### Trecho do documento
Monumento líquido aos passeadores de cachorros
Corpo e cidade podem ser duas grandezas equivalentes. A relação entre ambos acontece por meio das práticas corporais. Cada indivíduo desenvolve seus rituais, suas práticas pessoais e forma própria de existir na cidade. Minha pesquisa artística propõe a identificação de padrões nesses modos de existir na cidade, a partir disso, proponho intervenções artísticas com objetos tridimensionais em espaços urbanos sob a lógica dos monumentos líquidos. Certamente uma referência ao conceito Balmaniano¹ que analisa as transformações e as permanências na sociedade pós-moderna mergulhada na virtualização das relações e do espaço-tempo. Nesses tempos líquidos nada é feito para durar, os afetos se fazem e desfazem, os relacionamentos que demandam tempo para se consolidar desmancham-se com a mesma facilidade que iniciaram em algum aplicativo.
Richard Sennett é um dos autores que bem
trata da correlação entre corpo e cidade. Autor de Carne e Pedra, Sennett
acredita que haja uma relação intrínseca entre corpo e espaço que se manifesta
a partir de temporalidades e formas de contato que podem ser feitas por
aproximações e distanciamentos. Ou seja, carne e pedra se interconectam segundo
certas variáveis como projetos arquitetônicos, sistemas econômicos, culturais e
políticos, acontecimentos e marcos históricos, entre outros. Esta ligação se
refere à capacidade dos espaços urbanos permitirem contatos, movimentos e
agenciamentos corporais. Sua tese é de que, pelo processo de globalização, as
grandes cidades, como Nova Iorque, aboliram o contato corporal e cederam lugar
aos automóveis, às redes virtuais, às velocidades do capital. No mundo
contemporâneo, o corpo se tornou passivo, perdeu sensibilidade submetendo-se à
dominação capitalista e aos meios de comunicação de massa. A experiência física
da velocidade – como o deslocamento através de automóveis, trens, metrôs –
tornou o espaço urbano um mero lugar de passagem, desconectando-o do corpo. “A
condição física do corpo em deslocamento reforça essa sensação de desconexão
com o espaço. Em alta velocidade, é difícil prestar atenção na paisagem”
(SENNETT, 2014, p. 16)². Para o autor,
os espaços urbanos perderam seu caráter associativo e não acolhem mais as
diferenças, tendendo a causar estranhamento e afastamento ao invés de
aproximação. O resultado são ruas e praças vazias ou subutilizadas diante de
seu potencial.
######
Problema proposto 1 →
Reúna todas as linhas dos registros abaixo que contêm a palavra "category", diferenciando maiúsculas de minúsculas.
### Material fornecido
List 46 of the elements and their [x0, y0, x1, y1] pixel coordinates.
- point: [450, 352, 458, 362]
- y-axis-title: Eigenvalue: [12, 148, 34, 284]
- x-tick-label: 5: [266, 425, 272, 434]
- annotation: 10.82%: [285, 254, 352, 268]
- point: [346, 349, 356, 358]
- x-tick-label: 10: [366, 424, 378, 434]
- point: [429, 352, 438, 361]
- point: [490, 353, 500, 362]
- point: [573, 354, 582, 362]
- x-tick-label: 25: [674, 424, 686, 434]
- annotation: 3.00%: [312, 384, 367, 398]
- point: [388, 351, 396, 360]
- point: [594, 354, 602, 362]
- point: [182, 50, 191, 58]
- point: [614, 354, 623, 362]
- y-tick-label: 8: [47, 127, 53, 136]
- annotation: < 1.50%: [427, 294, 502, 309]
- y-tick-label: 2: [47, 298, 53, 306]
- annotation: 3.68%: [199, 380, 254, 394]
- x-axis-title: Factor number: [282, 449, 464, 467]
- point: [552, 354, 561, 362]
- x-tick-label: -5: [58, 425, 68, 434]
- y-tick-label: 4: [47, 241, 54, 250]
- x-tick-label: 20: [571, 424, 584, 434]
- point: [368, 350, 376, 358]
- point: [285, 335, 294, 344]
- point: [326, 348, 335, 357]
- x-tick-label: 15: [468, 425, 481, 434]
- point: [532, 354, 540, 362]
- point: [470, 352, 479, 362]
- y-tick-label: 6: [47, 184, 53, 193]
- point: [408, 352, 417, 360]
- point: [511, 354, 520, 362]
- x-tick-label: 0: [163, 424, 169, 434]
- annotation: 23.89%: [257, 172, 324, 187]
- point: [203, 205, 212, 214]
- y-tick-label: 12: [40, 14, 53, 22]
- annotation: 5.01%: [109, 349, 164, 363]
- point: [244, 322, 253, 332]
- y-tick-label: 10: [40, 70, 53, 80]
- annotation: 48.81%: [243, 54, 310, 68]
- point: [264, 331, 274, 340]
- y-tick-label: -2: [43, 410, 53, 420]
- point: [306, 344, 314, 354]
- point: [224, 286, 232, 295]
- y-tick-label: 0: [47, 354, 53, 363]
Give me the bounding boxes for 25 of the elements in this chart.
######
### Material fornecido
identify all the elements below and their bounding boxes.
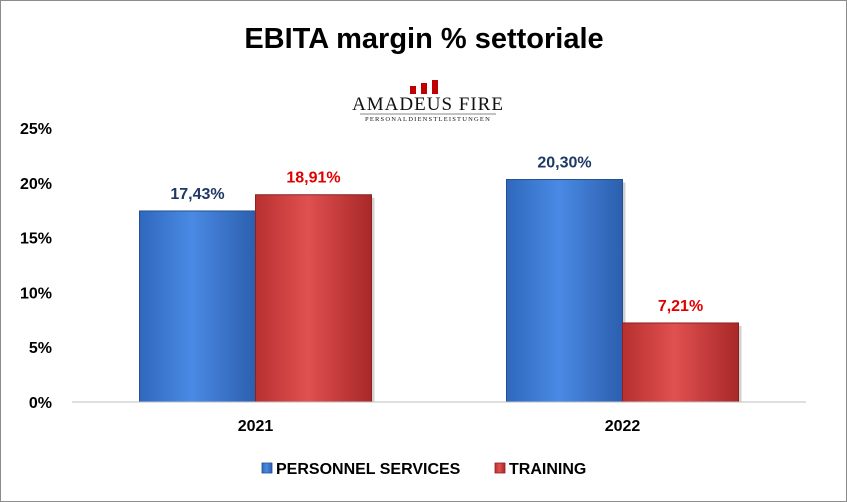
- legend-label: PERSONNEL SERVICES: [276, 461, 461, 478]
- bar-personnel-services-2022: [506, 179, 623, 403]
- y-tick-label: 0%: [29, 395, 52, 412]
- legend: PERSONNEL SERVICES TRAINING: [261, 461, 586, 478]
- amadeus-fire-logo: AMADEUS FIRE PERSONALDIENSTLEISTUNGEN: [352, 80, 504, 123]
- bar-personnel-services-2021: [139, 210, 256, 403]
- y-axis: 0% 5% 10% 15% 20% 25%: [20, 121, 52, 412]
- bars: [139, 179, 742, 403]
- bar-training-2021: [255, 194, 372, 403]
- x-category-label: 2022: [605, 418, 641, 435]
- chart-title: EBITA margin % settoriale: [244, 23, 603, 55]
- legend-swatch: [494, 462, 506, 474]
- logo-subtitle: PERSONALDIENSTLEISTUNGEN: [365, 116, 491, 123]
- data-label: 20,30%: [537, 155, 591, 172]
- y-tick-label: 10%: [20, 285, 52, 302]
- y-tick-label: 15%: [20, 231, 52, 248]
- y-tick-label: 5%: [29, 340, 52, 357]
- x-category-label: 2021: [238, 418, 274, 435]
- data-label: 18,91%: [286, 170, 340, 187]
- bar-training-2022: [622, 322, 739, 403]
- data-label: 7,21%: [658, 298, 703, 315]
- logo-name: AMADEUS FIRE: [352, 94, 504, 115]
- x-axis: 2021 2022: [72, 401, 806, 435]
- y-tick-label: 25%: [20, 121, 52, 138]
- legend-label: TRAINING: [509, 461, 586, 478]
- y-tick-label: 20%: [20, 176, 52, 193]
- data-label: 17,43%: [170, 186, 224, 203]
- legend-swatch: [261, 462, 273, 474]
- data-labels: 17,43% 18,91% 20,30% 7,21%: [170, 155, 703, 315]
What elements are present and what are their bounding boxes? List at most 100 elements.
######
Problema proposto 2 →
Resuma em duas frases o texto sobre corpo e cidade apresentado acima.

Resposta final 1 →
- x-category-label: 2022: [605, 418, 641, 435]
- x-category-label: 2021: [238, 418, 274, 435]

Resposta final 2 →
A pesquisa artística apresentada parte da relação entre corpo e cidade, estabelecida por meio das práticas corporais, e propõe intervenções com objetos tridimensionais em espaços urbanos sob a lógica dos monumentos líquidos. Com base em Richard Sennett, o texto afirma que a globalização e a experiência da velocidade tornaram o espaço urbano um mero lugar de passagem, desconectado do corpo, o que resulta em ruas e praças vazias ou subutilizadas.